-- start Input material --
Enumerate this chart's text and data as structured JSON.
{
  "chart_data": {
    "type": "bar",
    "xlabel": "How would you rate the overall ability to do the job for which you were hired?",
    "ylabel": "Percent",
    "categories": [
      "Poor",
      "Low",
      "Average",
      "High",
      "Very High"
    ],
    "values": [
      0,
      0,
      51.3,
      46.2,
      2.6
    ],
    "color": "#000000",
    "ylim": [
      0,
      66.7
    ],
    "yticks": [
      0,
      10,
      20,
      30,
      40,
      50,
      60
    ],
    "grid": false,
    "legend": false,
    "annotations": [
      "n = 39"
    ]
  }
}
-- end Input material --
-- start Input material --
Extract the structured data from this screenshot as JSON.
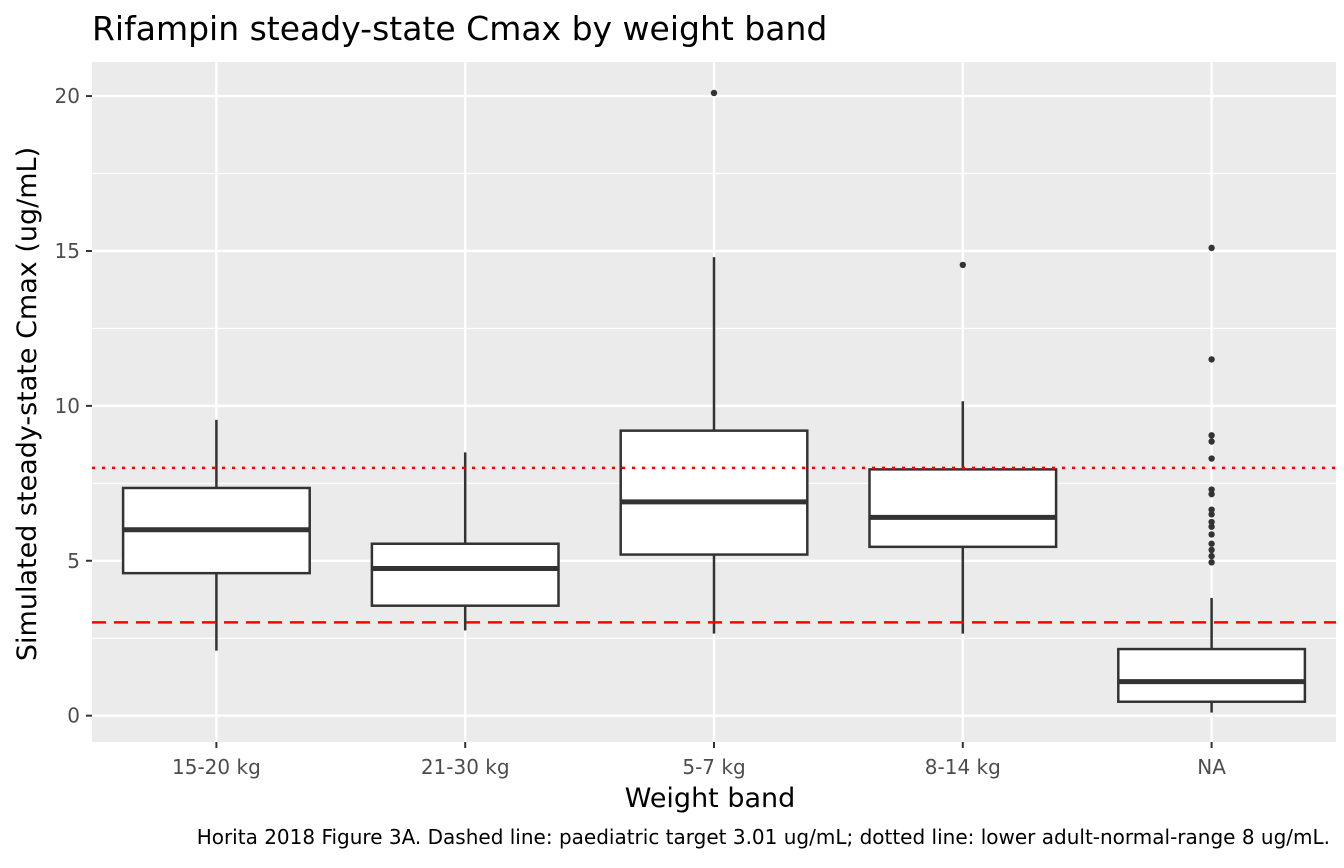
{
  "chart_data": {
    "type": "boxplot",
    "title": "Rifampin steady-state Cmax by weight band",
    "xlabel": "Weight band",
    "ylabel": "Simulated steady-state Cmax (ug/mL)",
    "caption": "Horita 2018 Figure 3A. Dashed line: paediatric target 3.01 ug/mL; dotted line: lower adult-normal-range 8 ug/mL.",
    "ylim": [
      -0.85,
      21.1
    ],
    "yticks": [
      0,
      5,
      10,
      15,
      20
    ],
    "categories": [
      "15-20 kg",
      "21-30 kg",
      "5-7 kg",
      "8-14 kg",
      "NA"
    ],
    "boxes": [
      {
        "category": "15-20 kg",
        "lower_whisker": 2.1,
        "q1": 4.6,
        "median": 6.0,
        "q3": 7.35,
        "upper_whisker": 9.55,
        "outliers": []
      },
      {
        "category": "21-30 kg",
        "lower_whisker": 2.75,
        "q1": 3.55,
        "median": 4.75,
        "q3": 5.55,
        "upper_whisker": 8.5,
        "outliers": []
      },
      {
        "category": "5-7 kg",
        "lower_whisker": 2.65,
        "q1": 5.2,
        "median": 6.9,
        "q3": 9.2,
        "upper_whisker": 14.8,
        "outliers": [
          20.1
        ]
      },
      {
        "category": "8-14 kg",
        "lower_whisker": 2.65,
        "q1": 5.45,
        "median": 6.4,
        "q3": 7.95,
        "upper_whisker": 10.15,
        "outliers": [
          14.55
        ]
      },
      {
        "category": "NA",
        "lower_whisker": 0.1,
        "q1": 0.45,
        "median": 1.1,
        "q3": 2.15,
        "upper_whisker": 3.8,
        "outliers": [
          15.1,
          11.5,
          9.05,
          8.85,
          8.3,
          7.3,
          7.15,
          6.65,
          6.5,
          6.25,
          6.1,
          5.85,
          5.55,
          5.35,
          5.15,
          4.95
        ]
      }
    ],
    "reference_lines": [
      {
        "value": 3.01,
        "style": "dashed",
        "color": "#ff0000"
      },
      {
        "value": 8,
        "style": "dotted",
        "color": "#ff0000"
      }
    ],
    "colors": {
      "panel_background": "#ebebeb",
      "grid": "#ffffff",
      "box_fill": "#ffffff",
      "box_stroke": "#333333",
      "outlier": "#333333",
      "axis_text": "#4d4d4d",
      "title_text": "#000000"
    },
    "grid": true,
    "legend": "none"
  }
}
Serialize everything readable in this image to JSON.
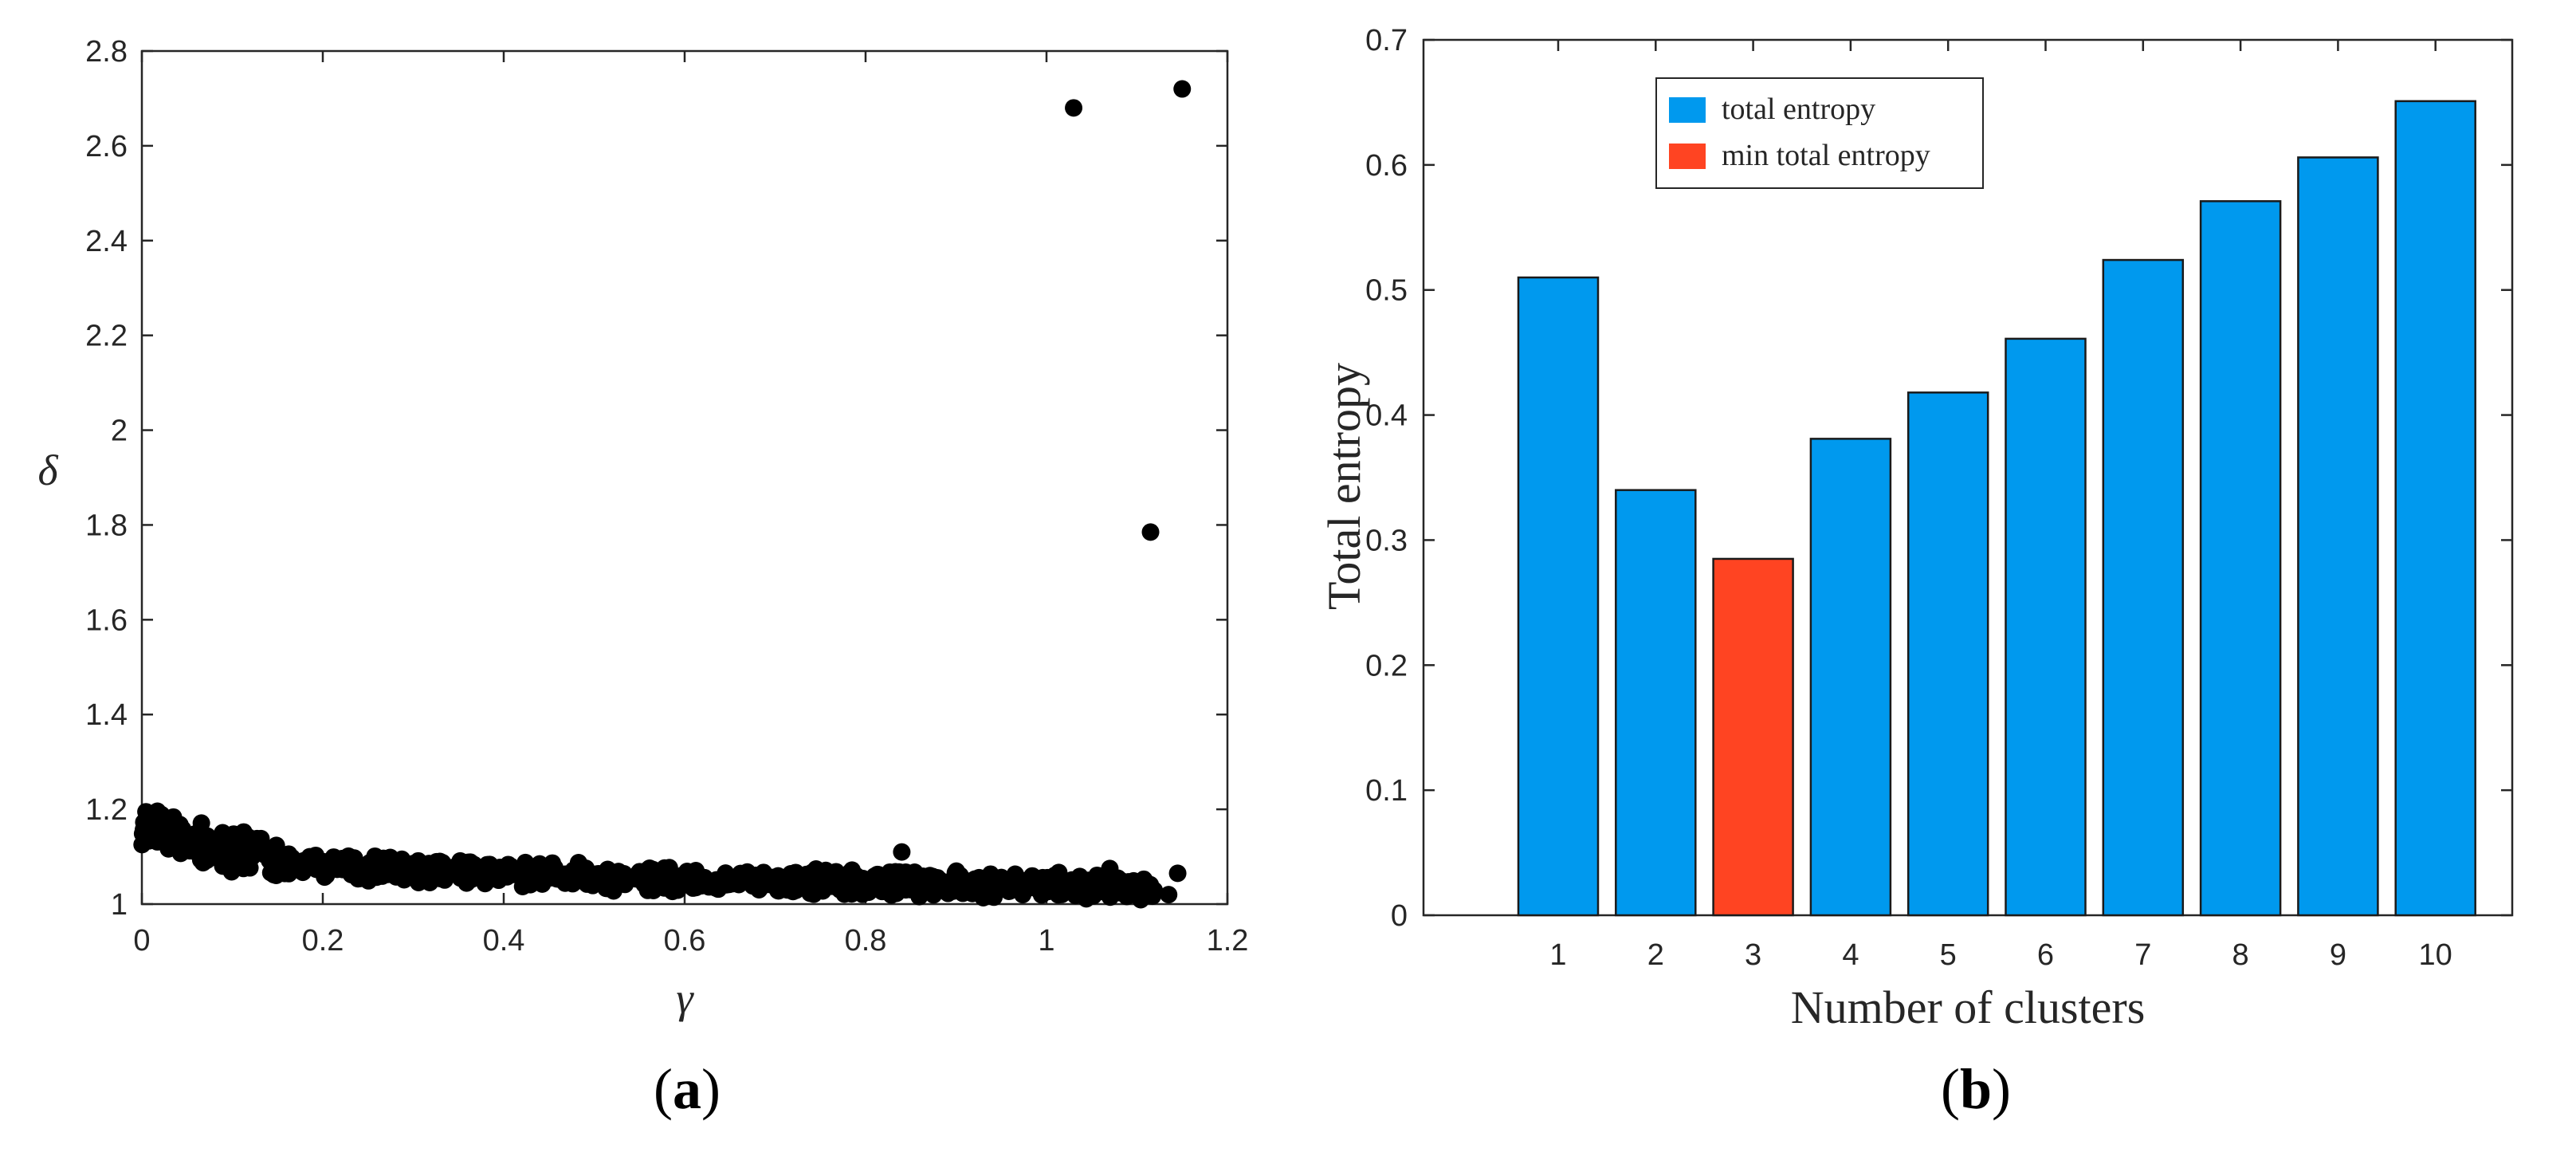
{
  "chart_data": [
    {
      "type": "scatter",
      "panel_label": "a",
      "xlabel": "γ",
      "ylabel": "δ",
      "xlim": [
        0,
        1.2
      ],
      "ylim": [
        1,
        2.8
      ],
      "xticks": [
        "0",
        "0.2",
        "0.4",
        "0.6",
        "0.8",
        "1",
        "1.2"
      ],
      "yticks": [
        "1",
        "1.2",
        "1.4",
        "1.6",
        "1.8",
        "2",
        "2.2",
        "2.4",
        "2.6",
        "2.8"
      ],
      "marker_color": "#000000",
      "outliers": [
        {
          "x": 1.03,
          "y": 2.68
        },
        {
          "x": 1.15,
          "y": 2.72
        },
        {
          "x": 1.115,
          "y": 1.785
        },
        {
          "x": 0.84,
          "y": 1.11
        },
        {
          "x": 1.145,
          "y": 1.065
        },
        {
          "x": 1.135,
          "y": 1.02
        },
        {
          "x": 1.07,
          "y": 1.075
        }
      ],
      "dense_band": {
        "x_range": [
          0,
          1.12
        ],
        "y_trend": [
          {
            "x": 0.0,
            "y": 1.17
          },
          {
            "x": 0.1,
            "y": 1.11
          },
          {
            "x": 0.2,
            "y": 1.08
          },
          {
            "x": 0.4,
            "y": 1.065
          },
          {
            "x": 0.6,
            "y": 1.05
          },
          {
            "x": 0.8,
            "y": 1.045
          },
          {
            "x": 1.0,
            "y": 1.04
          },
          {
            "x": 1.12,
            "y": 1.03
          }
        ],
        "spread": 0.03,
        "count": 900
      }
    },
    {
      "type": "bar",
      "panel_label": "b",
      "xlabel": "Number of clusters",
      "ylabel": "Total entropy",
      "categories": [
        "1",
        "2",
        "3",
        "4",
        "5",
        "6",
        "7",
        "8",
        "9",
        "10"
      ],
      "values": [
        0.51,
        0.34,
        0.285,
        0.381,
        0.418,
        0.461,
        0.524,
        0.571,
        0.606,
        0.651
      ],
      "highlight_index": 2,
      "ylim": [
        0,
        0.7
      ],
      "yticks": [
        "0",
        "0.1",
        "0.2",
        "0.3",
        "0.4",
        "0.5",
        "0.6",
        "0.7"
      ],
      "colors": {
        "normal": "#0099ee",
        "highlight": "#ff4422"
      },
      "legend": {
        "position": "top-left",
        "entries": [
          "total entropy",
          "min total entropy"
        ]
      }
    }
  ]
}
-- end Input material --
Written task: Select the lines that carry the string "Cmax" and copy them.

Result of this exercise:
    "title": "Rifampin steady-state Cmax by weight band",
    "ylabel": "Simulated steady-state Cmax (ug/mL)",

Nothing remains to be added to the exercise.